[Supplied passage Boundary: Start]

AO3 - Larkin & Duffy Flashcards
Duffy - Pop culture
- 1950s hollywood, Marylin Monroe: Before You Were Mine
- Sexist 1960s pop song lyrics = Cliff Richards’ ‘living doll’ => Stuffed
Larkin - view on women/marriage
- Larkin never married & had several affairs with women
- Larkin viewed women as ‘shits’
Duffy - marriage/divorce
- By 1960s/70s divorce was still seen as a social taboo
Duffy - economic era
- Margaret Thatcher’s leadership = closure of mines decimated mining communities, debilitated industrial cities & massive impact on the working class, especially Merseyside which was in managed decline.
Poems: Never Go Back
Larkin - economic era/why he opposed consumerism
- end of rationing in 1954 & post war economy
- 1960s accelerating consumer culture & advertisements
Larkin - Social attitudes towards women
- The Good Wife guide as a societal education of the woman to become a good wife
- Vulgar, misogynistic comics like Bernard Manning who pushed sexist jokes in mainstream comedy i.e. the overbearing mother-in-law & the 1950s hen-pecked husband caricature ‘Andy Capp’
Larkin - Post war Britain’s increasing prosperity?
- 1948 NHS begins to offer healthcare for all. = increasing societal concern with providing for all within society.
- Financial aid from USA helps UK to rebuild.
- 1951 = Festival of Britain celebrates all things modern and looks to a brighter future.
Larkin: Literary backdrop to the postwar era
- Literature still stuck in its obsession with an imperial past.
- Still an obsession with class distinction & segregation.
- 1954 The observer asks if the Novel is dead
- Plays are starting to feature the literary trope of the angry young man = dissatisfaction with everyday life.
Larkin - literary context p2 (The movement group - what did critics think of the group)
Larkin was part of a group of poets known as the ‘Movement poets’.
Very narrow-minded and hyperfocused view as the group was dominated by white, heterosexual males.
- ‘The movement can be seen as an aggressive, sceptical, patriotic backlash against the cosmopolitan elites of the 1930s & 40s. ‘
- ‘Their verse was ironical, down-to-earth, unsentimental & rooted in a nostalgic idea of English identity. European sympathies were regarded as unmistakeable signs of intellectual pretentiousness and moral turpitude.’ = LARKIN AS ALMOST ANITMODERNIST
- ‘The movement rejected the complexity of modernism.’ & also sentimentalism, romanticism etc. - often expressed through a strict and rigid structure
Larkin’s views on the working class
- Appears very anti-working class: The WC ‘could no more stop going on strike now than a laboratory rat with an electrode in its brain can stop jumping on a switch to give itself an orgasm.’ = The WC enjoy being on strike and evading work.
Larkin himself = oxford educated, white & middleclass.
AO3 concerning Duffy’s poetic status
First female poet laureate. Claims that she was not initially chosen by Tony Blair bc he feared that her homosexual status would not be well received.
Prior to Duffy, since the introduction of the post there had been no female poet laureate since 17th century.

[Supplied passage Boundary: End]
[Data under study Boundary: Start]

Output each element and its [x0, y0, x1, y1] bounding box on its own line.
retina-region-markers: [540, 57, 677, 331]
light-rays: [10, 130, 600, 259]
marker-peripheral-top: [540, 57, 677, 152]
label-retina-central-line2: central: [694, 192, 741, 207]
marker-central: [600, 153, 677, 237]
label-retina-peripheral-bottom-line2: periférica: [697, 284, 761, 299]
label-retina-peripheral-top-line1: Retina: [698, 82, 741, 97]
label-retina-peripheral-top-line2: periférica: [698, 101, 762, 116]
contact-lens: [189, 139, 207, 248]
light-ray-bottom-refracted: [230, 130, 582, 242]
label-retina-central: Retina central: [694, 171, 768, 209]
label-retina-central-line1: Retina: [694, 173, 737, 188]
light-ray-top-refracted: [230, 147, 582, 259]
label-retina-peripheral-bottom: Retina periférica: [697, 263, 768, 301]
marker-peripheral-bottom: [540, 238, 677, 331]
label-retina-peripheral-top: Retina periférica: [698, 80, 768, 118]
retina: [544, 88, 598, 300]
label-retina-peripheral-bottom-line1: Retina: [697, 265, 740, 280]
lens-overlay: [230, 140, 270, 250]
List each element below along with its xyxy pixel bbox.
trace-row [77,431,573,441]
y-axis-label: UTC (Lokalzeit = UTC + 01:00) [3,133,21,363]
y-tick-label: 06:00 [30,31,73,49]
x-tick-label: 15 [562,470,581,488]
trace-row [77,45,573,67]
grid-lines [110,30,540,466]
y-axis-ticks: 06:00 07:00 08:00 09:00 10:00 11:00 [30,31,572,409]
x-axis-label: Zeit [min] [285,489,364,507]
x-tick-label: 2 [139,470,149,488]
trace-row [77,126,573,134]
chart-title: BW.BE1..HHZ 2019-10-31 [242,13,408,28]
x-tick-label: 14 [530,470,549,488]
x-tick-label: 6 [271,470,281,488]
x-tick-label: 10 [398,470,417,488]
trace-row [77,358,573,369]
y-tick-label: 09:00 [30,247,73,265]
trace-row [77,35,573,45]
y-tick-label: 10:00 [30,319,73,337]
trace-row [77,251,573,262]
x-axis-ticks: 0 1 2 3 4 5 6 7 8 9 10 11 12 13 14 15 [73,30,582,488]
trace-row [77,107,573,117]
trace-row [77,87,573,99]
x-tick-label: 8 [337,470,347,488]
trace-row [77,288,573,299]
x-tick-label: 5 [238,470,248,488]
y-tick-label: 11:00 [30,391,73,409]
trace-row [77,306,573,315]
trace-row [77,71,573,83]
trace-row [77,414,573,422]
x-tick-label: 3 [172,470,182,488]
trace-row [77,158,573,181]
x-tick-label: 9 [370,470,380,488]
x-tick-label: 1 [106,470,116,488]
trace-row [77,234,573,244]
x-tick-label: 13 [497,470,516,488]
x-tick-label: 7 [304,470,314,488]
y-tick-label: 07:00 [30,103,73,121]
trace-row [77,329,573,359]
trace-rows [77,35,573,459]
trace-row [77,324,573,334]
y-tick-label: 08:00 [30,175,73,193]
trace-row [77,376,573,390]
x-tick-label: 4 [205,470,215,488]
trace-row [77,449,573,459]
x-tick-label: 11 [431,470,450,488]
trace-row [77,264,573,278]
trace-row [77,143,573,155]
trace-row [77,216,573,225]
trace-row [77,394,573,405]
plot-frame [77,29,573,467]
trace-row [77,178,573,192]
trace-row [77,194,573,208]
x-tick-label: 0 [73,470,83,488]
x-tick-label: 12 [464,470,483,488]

[Data under study Boundary: End]

▶ _Action item_: In the flashcards, list every heading that begins with "Larkin -", giving the topic that follows the dash in each.

▶ _Task solution_:
- view on women/marriage
- economic era/why he opposed consumerism
- Social attitudes towards women
- Post war Britain's increasing prosperity?
- literary context p2 (The movement group - what did critics think of the group)